▶ STATED TASK
In the material below, find how many lines contain the string "delincuencia". Write only that number.

▶ THE INPUT
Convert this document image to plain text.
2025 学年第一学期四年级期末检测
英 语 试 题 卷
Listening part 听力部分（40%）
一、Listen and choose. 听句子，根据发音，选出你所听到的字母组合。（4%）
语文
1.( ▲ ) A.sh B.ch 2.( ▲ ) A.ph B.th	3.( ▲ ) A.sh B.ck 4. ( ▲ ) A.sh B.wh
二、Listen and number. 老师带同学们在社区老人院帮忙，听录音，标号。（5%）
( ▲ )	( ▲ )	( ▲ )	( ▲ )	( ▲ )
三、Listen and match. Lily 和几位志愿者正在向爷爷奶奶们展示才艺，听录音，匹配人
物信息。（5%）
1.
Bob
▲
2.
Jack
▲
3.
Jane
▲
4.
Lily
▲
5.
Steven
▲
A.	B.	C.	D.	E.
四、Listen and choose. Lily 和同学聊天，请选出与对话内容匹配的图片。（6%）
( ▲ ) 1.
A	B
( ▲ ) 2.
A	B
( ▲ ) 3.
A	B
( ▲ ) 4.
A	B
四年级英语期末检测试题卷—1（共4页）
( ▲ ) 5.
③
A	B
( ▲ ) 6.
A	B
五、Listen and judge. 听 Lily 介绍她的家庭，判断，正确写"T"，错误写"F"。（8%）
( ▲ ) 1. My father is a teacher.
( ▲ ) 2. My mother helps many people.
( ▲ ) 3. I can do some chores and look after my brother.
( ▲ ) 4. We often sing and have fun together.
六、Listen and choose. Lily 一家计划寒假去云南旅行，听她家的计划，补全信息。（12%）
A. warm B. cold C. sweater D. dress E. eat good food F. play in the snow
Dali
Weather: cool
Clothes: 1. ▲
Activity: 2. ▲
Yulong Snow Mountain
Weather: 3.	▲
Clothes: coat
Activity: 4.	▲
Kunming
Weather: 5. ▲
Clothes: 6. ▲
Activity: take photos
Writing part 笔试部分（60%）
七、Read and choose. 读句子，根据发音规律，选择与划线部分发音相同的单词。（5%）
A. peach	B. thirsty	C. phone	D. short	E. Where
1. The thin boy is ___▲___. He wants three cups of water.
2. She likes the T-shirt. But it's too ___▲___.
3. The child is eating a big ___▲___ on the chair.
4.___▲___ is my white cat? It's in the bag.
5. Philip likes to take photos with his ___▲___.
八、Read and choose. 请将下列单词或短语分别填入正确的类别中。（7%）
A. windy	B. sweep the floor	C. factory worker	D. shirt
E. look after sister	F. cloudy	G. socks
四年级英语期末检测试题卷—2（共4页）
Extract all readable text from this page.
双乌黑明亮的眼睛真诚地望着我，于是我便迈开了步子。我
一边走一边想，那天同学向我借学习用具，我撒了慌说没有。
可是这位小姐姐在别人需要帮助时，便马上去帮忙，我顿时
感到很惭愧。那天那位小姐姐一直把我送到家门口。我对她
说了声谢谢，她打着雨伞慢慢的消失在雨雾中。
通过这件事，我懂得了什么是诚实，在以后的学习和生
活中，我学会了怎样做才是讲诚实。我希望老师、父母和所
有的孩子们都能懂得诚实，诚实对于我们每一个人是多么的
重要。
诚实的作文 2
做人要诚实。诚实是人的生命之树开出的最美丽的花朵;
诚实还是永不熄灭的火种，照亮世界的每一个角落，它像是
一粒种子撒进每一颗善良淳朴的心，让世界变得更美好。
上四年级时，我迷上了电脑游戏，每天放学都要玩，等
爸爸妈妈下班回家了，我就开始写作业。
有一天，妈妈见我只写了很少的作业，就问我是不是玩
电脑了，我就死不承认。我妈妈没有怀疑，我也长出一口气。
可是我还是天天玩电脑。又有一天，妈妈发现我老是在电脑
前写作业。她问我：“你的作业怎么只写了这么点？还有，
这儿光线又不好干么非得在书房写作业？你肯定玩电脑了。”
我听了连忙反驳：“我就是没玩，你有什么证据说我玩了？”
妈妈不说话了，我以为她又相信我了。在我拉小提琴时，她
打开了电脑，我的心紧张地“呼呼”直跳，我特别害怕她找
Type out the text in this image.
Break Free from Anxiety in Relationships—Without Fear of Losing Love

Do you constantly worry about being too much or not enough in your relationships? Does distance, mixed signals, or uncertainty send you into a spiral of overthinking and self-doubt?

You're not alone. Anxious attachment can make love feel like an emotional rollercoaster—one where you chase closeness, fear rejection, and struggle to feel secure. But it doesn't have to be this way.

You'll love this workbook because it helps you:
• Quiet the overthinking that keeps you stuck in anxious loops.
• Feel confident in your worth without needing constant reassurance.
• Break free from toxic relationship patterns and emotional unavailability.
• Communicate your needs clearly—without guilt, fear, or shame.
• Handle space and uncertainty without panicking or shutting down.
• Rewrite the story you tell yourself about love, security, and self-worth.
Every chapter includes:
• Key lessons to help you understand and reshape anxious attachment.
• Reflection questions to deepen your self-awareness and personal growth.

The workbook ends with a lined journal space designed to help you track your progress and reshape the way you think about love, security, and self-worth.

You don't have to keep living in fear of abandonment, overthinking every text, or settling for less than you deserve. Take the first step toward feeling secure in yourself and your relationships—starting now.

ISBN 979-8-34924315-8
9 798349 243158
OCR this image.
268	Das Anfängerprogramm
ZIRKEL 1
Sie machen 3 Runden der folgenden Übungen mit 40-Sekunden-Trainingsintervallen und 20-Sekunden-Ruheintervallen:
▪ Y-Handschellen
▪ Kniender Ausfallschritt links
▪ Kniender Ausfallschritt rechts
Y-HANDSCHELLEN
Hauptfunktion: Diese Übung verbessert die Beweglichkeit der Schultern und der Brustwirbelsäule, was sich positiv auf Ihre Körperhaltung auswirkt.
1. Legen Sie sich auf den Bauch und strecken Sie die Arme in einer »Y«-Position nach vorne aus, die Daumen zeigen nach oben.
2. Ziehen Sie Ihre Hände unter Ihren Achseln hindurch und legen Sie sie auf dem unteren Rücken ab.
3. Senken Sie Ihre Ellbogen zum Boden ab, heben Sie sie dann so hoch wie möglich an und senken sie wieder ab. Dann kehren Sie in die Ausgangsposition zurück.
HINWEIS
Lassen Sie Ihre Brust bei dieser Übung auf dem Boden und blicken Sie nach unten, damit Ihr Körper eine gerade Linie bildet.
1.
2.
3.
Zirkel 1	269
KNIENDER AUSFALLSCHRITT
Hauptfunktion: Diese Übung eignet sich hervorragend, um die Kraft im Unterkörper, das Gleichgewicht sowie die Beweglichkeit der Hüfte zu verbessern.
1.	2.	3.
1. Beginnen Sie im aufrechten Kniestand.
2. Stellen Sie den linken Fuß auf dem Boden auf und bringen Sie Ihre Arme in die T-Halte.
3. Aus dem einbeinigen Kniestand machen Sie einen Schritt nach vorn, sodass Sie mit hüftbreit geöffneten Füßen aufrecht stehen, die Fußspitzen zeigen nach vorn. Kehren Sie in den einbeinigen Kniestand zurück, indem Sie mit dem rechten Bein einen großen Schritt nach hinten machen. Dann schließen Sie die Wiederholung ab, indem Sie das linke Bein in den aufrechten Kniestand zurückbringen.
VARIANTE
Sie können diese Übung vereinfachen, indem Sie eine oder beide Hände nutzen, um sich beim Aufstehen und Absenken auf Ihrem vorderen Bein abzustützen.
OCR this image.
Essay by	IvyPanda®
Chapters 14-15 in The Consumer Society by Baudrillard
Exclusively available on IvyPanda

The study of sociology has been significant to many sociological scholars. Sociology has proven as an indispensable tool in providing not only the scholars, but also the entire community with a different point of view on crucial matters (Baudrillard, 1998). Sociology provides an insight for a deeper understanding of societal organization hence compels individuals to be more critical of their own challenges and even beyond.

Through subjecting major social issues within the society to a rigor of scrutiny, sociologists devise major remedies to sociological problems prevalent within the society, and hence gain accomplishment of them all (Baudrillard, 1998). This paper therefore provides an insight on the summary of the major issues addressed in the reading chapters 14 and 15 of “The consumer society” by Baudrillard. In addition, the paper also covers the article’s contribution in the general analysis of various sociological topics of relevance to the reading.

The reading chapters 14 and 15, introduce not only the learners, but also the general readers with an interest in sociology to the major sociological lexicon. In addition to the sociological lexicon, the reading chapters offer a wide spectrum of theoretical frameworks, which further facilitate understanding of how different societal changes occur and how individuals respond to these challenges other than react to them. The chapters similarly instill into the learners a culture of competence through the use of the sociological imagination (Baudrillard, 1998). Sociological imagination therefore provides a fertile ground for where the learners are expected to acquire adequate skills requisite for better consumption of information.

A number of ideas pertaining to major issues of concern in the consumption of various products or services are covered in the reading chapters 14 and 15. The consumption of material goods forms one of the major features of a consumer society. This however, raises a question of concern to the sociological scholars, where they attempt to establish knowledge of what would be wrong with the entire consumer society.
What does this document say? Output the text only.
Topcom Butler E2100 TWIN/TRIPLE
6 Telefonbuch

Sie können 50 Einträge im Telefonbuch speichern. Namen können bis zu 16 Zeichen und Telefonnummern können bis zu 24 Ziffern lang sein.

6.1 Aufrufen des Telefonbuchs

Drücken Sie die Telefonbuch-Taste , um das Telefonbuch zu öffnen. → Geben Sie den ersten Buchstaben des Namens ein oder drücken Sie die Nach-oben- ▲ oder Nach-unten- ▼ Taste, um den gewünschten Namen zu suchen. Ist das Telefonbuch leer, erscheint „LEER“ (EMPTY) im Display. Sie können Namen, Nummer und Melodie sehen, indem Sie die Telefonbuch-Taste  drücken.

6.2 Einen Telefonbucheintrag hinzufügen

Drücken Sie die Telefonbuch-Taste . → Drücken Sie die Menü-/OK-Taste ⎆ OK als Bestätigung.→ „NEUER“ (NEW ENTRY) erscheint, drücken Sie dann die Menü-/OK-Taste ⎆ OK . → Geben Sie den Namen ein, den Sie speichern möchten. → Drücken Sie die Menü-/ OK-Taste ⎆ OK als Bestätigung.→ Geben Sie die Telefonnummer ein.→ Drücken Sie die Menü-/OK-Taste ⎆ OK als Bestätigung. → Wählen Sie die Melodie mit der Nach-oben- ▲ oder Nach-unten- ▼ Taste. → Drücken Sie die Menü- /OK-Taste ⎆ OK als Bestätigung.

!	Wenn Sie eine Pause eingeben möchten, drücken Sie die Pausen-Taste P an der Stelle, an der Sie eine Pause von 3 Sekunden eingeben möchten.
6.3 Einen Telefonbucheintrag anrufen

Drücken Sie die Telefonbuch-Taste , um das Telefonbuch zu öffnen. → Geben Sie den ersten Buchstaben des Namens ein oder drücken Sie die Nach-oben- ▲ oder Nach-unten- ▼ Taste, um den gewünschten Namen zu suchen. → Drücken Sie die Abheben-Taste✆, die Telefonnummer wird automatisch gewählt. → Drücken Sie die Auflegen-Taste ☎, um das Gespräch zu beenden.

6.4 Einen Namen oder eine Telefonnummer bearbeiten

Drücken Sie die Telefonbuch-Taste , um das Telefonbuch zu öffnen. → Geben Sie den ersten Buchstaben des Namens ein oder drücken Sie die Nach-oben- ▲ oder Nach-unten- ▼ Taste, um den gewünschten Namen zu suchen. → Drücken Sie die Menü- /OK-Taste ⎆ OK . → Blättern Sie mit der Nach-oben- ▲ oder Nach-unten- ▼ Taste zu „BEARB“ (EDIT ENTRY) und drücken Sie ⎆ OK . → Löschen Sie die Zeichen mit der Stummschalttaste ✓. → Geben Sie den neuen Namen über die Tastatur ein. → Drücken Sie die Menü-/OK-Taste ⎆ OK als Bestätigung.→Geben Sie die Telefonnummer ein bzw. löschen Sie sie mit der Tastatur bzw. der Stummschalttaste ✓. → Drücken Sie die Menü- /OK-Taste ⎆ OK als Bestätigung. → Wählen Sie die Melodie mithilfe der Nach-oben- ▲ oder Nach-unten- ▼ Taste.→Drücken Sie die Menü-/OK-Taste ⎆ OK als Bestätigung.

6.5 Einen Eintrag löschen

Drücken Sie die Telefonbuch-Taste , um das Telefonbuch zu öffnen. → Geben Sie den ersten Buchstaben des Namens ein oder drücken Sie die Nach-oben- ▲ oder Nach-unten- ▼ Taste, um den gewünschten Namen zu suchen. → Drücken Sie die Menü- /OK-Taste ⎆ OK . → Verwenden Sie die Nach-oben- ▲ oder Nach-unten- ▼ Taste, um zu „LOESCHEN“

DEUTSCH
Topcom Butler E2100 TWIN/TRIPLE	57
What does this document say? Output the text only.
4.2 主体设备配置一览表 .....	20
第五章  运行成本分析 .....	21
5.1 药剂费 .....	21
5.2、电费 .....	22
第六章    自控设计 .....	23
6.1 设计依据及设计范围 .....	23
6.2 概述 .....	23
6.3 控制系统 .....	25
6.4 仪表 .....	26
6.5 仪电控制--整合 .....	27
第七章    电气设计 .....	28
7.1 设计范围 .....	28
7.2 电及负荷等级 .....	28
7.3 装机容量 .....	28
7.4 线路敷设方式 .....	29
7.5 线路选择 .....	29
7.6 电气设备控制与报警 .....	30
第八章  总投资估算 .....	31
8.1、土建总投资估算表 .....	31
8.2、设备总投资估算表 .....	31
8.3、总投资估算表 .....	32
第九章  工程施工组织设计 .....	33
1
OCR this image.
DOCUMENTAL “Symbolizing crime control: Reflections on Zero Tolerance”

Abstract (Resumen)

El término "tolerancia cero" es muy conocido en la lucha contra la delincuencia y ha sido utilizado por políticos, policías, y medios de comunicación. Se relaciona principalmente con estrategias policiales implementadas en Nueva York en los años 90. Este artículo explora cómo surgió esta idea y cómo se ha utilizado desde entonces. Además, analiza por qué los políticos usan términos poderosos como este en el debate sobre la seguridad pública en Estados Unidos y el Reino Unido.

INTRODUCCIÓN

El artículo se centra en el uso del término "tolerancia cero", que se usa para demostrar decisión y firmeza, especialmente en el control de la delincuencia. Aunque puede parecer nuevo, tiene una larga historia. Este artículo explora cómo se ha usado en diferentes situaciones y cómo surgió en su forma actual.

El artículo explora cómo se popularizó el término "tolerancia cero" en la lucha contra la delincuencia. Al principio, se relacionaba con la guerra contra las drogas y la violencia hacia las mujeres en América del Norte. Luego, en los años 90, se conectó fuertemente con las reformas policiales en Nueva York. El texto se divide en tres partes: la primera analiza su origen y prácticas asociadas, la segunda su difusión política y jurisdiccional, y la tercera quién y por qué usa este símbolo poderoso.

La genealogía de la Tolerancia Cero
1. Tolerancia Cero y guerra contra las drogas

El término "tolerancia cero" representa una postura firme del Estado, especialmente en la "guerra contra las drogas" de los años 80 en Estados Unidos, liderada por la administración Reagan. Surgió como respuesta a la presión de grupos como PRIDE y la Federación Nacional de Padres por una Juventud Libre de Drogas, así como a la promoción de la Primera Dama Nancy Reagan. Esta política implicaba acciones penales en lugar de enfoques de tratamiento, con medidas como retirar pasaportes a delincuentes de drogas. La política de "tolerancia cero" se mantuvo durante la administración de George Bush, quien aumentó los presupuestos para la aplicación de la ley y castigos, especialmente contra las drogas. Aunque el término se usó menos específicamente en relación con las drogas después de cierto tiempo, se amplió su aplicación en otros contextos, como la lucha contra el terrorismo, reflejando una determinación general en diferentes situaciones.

▶ THE SOLUTION
3